* [WRITTEN TASK]:
Select lines where the word "with" appears.

* [EXTRACTED RECORDS]:
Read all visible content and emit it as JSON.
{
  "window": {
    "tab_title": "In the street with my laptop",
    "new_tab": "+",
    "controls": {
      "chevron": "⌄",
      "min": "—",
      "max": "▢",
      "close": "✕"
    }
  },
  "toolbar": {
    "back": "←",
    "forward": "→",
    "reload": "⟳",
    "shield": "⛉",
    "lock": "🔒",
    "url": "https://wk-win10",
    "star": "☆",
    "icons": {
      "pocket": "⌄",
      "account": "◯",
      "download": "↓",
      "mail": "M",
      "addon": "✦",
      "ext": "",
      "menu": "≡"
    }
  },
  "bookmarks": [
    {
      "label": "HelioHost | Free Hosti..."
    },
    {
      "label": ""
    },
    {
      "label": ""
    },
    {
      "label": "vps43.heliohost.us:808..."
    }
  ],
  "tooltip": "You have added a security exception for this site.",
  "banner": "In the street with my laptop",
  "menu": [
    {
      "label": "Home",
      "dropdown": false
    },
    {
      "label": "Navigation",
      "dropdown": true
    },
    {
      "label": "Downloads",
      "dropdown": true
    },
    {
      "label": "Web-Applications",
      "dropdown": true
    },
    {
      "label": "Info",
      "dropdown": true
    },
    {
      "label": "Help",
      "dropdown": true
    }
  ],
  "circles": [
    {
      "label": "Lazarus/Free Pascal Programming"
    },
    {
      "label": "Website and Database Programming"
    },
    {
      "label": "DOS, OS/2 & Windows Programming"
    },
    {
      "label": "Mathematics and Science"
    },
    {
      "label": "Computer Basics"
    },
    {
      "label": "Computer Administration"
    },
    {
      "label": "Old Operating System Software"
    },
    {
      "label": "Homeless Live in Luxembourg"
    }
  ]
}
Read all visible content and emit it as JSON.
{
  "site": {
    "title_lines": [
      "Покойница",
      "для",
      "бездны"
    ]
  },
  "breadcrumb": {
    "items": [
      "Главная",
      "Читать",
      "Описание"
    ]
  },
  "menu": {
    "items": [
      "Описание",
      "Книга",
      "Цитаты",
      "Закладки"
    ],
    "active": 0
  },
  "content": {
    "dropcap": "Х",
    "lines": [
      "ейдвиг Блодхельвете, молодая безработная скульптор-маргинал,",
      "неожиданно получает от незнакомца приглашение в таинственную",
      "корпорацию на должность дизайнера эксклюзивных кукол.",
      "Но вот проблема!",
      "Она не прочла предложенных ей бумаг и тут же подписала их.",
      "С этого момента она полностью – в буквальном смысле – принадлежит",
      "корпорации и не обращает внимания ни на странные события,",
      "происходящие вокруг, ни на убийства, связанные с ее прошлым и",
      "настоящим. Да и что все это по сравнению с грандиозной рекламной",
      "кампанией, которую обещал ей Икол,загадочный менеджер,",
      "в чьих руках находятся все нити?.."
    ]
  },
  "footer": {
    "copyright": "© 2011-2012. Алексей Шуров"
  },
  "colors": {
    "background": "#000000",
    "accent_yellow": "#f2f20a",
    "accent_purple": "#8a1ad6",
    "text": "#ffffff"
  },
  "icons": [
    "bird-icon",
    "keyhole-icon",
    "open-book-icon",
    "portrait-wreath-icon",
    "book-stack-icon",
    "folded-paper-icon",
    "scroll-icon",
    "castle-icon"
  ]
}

* [COMPLETE ANSWER]:
    "tab_title": "In the street with my laptop",
  "banner": "In the street with my laptop",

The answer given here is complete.